AIM OF THE TASK :: Your task is to quote the material that follows, in full and exactly.

-------- RAW RECORDS

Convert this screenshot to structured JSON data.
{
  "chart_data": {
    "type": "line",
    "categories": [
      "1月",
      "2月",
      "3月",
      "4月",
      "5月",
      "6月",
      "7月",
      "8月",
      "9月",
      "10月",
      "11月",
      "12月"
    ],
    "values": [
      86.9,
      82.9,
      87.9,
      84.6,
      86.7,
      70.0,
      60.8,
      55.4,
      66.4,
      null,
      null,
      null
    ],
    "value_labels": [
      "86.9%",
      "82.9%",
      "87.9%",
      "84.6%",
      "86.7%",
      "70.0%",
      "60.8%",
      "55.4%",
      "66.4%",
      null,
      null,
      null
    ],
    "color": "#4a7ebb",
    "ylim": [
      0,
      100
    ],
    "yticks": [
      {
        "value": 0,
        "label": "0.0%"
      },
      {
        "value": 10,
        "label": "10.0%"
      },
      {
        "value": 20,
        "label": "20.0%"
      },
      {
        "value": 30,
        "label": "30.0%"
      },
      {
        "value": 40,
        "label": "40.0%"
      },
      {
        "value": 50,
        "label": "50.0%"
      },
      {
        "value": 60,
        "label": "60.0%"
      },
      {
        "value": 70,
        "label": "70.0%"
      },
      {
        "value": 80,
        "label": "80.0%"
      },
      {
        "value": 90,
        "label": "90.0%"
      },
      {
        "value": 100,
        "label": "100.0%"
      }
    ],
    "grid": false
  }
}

----------------

WRITTEN RESPONSE ::
Convert this screenshot to structured JSON data.
{
  "chart_data": {
    "type": "line",
    "categories": [
      "1月",
      "2月",
      "3月",
      "4月",
      "5月",
      "6月",
      "7月",
      "8月",
      "9月",
      "10月",
      "11月",
      "12月"
    ],
    "values": [
      86.9,
      82.9,
      87.9,
      84.6,
      86.7,
      70.0,
      60.8,
      55.4,
      66.4,
      null,
      null,
      null
    ],
    "value_labels": [
      "86.9%",
      "82.9%",
      "87.9%",
      "84.6%",
      "86.7%",
      "70.0%",
      "60.8%",
      "55.4%",
      "66.4%",
      null,
      null,
      null
    ],
    "color": "#4a7ebb",
    "ylim": [
      0,
      100
    ],
    "yticks": [
      {
        "value": 0,
        "label": "0.0%"
      },
      {
        "value": 10,
        "label": "10.0%"
      },
      {
        "value": 20,
        "label": "20.0%"
      },
      {
        "value": 30,
        "label": "30.0%"
      },
      {
        "value": 40,
        "label": "40.0%"
      },
      {
        "value": 50,
        "label": "50.0%"
      },
      {
        "value": 60,
        "label": "60.0%"
      },
      {
        "value": 70,
        "label": "70.0%"
      },
      {
        "value": 80,
        "label": "80.0%"
      },
      {
        "value": 90,
        "label": "90.0%"
      },
      {
        "value": 100,
        "label": "100.0%"
      }
    ],
    "grid": false
  }
}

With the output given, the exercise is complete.